Exercise input
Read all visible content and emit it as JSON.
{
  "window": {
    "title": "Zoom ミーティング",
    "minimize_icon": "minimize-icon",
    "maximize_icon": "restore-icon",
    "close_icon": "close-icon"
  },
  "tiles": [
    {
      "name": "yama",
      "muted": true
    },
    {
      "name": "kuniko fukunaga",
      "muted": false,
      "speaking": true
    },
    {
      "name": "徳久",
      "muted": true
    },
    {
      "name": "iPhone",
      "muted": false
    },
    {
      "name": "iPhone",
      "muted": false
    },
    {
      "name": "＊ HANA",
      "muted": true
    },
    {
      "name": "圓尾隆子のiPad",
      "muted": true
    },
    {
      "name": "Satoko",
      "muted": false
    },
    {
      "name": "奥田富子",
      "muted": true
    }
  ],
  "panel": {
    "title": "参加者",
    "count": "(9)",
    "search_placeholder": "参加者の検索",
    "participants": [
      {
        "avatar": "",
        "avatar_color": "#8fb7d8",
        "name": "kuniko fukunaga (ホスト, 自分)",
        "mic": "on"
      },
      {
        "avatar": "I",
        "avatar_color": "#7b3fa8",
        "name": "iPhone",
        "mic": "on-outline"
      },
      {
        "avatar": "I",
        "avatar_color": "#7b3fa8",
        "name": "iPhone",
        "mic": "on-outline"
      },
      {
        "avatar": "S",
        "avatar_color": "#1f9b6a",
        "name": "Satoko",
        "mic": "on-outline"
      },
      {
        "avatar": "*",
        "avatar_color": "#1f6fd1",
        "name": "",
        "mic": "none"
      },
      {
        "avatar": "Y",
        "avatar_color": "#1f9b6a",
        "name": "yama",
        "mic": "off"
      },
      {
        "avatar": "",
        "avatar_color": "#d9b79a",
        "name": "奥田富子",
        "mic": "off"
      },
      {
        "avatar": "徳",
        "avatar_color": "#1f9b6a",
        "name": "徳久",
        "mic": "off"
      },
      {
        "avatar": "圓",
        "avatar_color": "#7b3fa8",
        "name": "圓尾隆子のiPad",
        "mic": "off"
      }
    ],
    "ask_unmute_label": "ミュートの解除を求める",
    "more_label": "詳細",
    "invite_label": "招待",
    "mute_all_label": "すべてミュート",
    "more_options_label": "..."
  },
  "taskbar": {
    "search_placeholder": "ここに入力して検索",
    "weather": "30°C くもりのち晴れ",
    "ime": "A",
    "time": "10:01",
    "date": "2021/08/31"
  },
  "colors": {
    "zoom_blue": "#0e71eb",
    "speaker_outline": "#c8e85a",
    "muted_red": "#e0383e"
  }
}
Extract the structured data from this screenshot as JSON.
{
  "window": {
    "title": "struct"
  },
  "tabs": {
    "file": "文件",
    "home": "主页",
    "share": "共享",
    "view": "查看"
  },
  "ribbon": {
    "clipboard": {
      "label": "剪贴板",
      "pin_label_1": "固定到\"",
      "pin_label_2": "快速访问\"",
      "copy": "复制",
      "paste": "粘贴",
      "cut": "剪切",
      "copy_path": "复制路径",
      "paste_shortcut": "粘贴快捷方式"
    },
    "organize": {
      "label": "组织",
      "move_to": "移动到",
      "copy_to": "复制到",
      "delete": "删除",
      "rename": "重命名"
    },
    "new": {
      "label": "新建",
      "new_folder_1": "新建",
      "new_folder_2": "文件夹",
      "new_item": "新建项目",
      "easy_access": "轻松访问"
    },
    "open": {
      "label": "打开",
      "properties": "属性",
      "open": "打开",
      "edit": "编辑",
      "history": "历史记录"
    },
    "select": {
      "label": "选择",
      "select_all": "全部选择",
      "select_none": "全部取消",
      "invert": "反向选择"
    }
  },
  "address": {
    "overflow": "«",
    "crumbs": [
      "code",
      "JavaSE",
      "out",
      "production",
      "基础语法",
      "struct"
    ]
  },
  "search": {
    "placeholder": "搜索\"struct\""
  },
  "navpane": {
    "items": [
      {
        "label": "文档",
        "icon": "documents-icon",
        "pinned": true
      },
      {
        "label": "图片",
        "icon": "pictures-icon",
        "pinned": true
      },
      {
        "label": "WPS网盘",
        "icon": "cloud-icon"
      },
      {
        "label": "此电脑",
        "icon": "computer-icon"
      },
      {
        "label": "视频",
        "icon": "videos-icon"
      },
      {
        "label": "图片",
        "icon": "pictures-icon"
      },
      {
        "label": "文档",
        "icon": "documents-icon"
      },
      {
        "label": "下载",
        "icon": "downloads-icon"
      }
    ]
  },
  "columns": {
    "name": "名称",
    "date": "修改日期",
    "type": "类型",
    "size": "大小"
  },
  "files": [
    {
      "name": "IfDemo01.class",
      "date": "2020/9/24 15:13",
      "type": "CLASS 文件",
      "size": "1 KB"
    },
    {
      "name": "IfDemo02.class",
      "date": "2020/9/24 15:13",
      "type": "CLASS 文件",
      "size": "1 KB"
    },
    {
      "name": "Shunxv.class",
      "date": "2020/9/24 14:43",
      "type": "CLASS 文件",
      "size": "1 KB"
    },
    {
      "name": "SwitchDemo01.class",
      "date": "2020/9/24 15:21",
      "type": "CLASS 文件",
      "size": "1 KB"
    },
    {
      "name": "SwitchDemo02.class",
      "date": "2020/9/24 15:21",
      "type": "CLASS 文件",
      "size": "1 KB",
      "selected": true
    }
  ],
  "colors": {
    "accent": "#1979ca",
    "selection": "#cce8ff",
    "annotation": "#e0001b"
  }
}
...
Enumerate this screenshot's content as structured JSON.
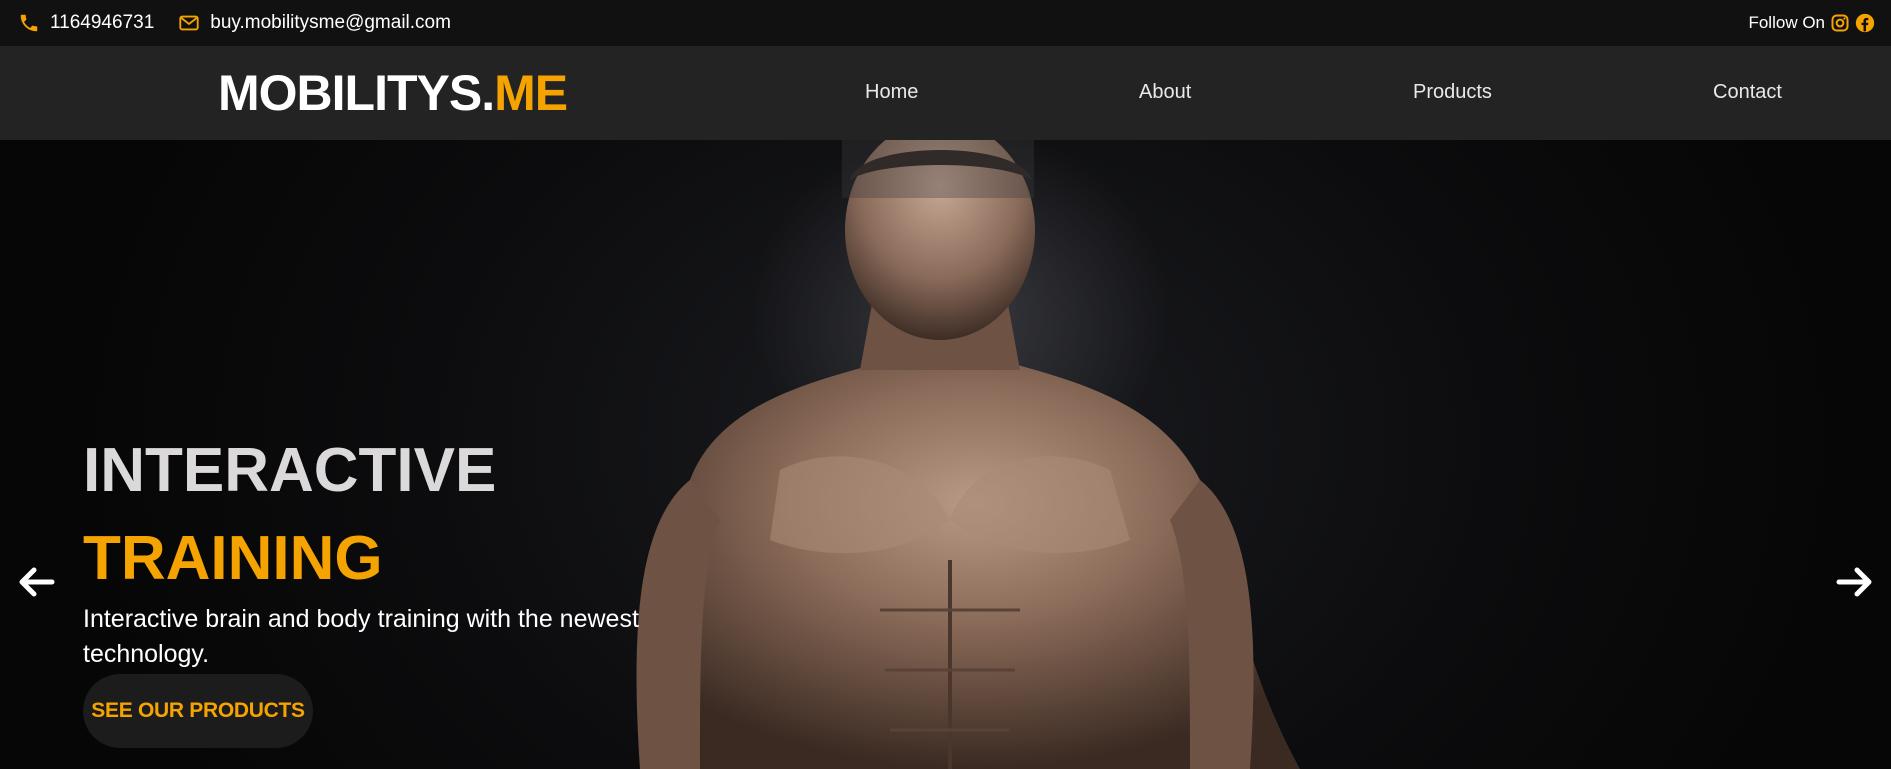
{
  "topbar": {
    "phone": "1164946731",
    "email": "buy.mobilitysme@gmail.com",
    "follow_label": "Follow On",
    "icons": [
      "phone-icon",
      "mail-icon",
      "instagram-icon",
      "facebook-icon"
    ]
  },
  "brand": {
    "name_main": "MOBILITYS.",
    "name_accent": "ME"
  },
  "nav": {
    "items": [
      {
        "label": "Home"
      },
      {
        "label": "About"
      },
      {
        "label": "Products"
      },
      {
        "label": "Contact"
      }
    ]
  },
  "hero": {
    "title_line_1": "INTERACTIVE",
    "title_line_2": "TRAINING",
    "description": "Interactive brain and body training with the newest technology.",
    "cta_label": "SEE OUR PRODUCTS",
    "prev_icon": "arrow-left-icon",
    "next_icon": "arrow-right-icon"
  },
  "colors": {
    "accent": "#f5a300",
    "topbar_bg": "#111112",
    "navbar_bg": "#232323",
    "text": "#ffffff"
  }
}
==
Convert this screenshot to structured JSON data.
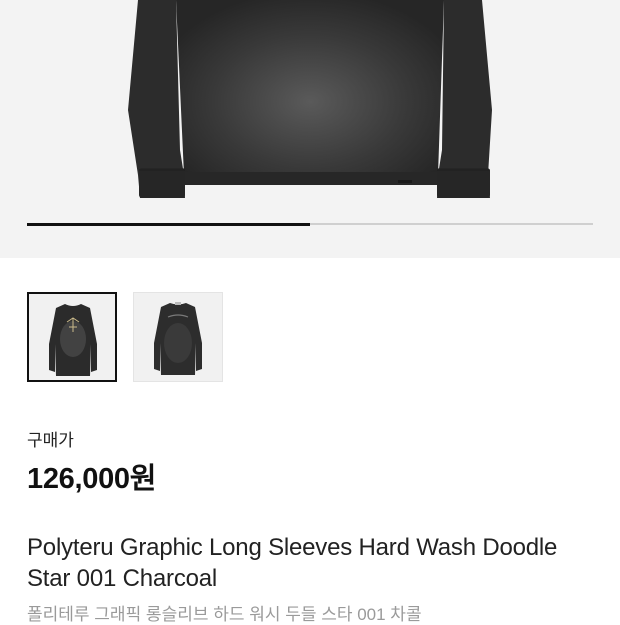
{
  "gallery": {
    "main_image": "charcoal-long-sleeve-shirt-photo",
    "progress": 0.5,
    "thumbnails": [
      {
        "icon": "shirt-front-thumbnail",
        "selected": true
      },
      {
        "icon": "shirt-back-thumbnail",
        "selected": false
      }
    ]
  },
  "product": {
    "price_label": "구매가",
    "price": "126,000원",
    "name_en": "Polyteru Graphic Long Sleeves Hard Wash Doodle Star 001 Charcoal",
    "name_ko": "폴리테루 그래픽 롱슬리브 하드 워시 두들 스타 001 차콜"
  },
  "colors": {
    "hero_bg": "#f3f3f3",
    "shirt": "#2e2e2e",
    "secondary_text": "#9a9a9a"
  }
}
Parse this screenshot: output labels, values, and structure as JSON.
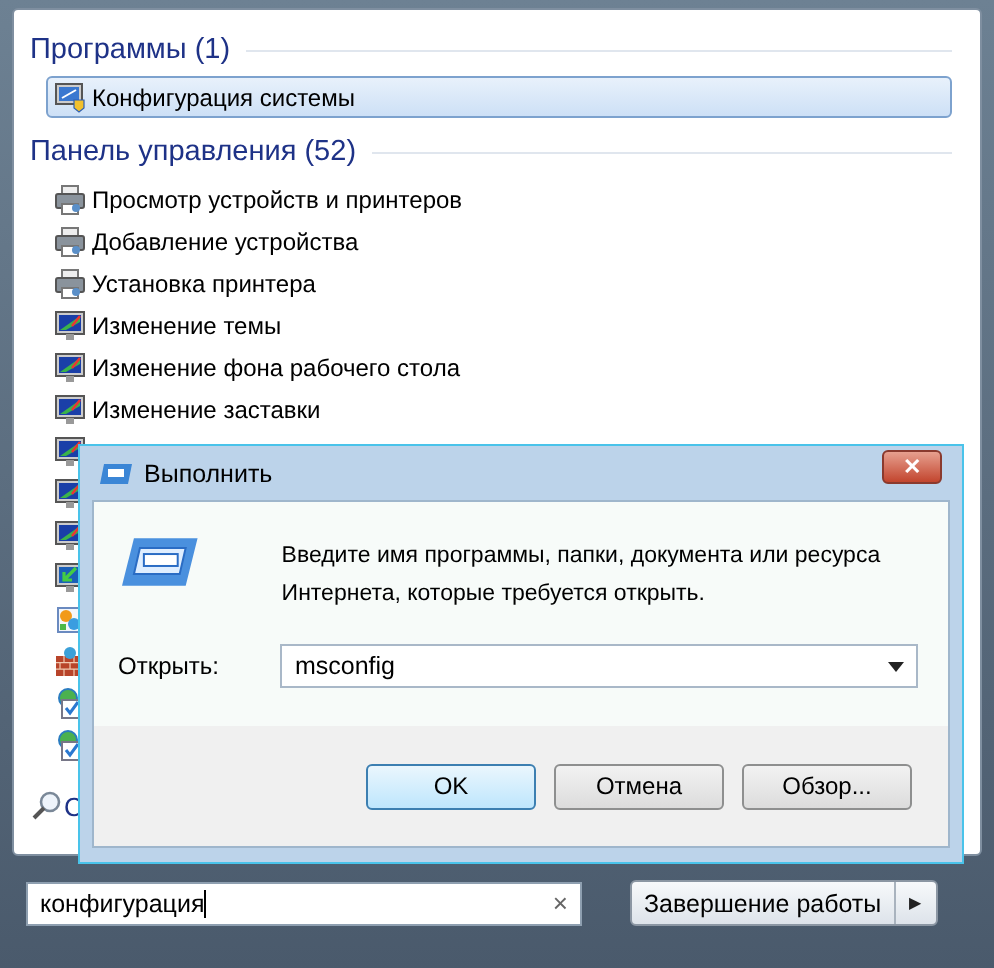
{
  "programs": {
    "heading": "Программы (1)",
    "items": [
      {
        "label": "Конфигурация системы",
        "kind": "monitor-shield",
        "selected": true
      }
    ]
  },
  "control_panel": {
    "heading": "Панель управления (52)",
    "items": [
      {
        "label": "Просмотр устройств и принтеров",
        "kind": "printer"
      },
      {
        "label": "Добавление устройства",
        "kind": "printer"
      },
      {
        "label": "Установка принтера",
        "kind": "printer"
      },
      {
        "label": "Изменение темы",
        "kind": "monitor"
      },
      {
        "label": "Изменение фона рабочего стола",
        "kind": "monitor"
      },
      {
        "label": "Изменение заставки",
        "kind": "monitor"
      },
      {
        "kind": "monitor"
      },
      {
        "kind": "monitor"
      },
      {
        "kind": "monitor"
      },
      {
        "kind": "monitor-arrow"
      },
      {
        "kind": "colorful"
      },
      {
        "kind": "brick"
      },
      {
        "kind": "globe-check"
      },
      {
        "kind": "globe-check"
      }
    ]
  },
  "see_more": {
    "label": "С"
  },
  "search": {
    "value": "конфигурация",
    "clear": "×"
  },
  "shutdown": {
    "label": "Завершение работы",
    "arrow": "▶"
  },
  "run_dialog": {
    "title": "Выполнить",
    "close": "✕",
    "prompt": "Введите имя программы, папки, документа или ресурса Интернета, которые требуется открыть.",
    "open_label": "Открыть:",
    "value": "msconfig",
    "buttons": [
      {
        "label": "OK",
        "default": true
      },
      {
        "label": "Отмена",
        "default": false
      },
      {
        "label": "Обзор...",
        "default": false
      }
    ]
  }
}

Set task
Within the listing above, work out how many lines contain the string "structured", and reply with that number only.

Response
3